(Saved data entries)
== == ==
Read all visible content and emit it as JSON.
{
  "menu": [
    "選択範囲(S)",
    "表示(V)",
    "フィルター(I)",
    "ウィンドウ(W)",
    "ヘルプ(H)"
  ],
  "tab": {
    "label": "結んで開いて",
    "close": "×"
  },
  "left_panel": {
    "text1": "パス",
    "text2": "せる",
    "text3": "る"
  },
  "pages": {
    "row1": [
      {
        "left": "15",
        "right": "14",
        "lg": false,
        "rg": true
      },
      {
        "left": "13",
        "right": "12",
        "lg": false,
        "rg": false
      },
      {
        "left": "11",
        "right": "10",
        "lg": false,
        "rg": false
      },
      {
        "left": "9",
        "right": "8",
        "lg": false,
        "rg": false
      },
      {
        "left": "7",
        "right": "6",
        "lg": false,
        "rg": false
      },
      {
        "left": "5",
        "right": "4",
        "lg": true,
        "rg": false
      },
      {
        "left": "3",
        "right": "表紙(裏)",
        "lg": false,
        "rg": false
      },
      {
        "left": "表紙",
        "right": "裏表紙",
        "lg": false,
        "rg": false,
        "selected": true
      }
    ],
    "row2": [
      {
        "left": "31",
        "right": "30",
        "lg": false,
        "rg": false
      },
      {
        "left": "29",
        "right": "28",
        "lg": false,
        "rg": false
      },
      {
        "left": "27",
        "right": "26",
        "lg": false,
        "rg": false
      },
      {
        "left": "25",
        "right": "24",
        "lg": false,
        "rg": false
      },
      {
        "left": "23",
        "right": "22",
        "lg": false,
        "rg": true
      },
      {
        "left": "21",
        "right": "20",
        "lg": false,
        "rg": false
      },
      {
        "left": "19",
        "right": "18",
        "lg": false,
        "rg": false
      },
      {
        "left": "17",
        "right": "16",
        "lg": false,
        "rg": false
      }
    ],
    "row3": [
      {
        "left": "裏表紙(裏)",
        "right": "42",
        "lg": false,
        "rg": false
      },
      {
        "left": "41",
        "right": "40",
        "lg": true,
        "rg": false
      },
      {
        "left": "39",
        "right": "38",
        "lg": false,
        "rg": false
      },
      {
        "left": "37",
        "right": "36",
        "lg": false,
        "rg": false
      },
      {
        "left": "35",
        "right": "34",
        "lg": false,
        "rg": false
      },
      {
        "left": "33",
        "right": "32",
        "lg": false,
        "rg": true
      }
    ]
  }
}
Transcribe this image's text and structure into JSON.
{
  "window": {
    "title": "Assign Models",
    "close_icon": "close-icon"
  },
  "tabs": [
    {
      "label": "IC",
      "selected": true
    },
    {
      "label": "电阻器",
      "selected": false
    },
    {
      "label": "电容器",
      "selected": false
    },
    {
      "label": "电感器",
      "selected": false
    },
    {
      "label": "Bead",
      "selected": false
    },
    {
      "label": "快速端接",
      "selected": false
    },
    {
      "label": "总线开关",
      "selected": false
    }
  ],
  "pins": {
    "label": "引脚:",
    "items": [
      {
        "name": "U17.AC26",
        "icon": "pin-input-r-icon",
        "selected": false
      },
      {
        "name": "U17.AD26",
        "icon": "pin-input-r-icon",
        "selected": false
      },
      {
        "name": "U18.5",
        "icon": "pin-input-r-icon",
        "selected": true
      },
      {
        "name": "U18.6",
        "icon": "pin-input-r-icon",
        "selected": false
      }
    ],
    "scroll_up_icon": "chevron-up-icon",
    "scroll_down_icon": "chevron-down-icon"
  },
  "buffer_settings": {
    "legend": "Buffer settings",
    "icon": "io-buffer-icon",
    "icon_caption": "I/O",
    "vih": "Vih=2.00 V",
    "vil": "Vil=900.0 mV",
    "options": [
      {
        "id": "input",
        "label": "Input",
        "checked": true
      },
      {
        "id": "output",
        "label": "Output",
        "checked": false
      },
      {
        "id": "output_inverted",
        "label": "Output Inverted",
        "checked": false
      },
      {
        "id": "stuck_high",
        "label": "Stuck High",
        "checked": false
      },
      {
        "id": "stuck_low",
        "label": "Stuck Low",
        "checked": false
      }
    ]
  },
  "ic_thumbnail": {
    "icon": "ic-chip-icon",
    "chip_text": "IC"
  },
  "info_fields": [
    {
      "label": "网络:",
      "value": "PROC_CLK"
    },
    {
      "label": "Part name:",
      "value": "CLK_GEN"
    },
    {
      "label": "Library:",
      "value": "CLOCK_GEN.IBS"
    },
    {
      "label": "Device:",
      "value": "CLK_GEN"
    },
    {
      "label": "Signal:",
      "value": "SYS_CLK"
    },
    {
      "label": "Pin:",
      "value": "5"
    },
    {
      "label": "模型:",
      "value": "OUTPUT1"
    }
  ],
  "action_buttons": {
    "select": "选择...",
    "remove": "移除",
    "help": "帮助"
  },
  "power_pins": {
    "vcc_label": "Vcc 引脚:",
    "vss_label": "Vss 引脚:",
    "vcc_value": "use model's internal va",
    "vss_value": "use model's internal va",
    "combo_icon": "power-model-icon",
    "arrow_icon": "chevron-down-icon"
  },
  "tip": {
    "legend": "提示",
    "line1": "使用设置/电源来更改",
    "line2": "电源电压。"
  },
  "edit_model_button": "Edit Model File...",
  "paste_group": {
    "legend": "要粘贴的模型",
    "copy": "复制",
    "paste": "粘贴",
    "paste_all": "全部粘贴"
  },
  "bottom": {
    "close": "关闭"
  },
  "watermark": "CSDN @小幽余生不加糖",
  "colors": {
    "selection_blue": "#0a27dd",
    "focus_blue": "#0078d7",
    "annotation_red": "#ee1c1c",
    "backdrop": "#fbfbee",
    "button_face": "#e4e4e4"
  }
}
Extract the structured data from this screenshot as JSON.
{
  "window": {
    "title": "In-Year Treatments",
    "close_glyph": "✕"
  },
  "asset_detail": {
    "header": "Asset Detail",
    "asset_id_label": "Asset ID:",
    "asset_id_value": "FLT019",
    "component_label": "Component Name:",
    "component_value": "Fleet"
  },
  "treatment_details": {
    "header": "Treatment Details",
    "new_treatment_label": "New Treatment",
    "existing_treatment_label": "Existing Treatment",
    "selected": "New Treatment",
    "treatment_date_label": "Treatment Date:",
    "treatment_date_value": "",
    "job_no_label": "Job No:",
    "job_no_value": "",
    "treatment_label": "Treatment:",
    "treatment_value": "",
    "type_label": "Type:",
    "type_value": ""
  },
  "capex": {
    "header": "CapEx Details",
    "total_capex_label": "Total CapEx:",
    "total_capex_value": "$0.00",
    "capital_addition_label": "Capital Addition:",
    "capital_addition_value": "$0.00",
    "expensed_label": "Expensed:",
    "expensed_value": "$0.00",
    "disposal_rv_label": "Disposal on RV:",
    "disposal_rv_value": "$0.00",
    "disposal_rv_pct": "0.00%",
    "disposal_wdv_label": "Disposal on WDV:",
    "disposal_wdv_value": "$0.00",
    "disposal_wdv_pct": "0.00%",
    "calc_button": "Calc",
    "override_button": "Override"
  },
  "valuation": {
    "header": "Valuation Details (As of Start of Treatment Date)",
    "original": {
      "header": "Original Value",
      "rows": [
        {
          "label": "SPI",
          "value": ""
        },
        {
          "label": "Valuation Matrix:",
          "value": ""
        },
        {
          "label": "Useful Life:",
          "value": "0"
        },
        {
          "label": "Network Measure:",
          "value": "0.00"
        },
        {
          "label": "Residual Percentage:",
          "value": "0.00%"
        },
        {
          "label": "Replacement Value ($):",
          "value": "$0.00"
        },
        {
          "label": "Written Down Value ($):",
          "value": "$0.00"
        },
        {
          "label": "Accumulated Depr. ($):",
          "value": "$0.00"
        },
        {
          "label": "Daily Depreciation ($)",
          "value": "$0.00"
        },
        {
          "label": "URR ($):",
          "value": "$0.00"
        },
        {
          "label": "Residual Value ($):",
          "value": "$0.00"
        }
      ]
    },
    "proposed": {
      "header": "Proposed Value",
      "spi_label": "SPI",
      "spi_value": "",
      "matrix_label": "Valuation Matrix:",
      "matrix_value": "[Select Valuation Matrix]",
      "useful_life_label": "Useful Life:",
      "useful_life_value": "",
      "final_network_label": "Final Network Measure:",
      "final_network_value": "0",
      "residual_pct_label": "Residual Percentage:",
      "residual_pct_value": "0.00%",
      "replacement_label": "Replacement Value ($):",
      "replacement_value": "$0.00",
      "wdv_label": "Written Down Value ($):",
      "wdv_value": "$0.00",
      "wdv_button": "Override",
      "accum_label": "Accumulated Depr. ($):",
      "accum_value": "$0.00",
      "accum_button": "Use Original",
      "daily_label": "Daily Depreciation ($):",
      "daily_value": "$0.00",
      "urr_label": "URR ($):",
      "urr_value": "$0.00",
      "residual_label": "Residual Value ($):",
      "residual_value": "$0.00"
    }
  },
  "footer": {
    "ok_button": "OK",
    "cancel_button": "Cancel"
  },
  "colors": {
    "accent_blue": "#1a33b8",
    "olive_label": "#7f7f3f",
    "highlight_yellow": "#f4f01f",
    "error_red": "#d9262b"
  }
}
== == ==
§ **DO THIS**
Of the lines in the data above, how many contain the word "chevron"? Give only that figure.

§ **COMPLETE OUTPUT**
3